Exercise objective:
Lines holding the string "screenshot" are the ones to copy from this listing.

Records shown:
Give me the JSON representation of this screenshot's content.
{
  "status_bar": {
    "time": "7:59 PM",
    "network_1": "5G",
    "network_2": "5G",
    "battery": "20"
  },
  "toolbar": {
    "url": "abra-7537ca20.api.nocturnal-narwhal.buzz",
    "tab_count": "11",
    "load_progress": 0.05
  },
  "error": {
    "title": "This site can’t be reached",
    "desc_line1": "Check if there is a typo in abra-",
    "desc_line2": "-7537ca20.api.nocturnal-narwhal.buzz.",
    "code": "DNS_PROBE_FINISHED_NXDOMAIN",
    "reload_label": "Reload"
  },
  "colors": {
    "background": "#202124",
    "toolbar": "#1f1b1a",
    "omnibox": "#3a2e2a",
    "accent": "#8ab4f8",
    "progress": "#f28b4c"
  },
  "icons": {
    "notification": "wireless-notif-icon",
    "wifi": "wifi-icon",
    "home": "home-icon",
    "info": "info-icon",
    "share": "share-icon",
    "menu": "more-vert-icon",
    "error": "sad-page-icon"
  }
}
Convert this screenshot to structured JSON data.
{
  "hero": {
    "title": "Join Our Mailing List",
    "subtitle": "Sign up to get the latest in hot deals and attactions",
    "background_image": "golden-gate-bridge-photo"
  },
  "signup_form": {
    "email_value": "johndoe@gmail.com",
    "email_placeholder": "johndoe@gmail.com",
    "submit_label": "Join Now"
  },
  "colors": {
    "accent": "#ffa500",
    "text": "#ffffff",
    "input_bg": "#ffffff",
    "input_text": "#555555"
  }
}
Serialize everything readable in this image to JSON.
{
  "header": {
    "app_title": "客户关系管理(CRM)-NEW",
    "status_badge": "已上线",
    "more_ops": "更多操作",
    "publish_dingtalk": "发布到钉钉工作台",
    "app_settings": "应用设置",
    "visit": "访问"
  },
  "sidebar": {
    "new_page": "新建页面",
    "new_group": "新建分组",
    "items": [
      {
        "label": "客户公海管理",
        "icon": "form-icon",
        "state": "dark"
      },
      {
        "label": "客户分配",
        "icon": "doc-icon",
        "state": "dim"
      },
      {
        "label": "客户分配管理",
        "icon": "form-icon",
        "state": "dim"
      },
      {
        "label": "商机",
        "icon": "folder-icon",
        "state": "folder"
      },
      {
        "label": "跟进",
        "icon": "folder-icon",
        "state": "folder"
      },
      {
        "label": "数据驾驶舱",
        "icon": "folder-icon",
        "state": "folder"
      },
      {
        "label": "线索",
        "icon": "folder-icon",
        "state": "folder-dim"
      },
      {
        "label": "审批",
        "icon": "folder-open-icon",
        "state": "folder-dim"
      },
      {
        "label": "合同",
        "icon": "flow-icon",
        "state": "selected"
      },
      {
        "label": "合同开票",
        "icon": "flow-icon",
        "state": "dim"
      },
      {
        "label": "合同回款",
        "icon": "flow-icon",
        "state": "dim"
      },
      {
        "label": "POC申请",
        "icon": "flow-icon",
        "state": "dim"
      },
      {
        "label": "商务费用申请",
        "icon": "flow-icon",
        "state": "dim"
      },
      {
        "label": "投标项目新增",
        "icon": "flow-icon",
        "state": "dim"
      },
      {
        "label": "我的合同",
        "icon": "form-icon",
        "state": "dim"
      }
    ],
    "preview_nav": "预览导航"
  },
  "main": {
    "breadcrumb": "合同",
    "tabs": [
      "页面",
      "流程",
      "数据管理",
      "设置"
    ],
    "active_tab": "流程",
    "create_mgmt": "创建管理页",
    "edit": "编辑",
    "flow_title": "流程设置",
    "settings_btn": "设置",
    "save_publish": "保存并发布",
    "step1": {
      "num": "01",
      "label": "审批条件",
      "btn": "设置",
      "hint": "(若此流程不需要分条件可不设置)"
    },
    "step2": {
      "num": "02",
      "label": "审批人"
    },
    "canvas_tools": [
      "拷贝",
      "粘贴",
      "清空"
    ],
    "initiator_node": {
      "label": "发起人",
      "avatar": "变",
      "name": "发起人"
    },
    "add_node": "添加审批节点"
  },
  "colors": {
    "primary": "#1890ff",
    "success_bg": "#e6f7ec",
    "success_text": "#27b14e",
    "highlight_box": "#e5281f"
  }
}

Solution for this task:
Give me the JSON representation of this screenshot's content.
Convert this screenshot to structured JSON data.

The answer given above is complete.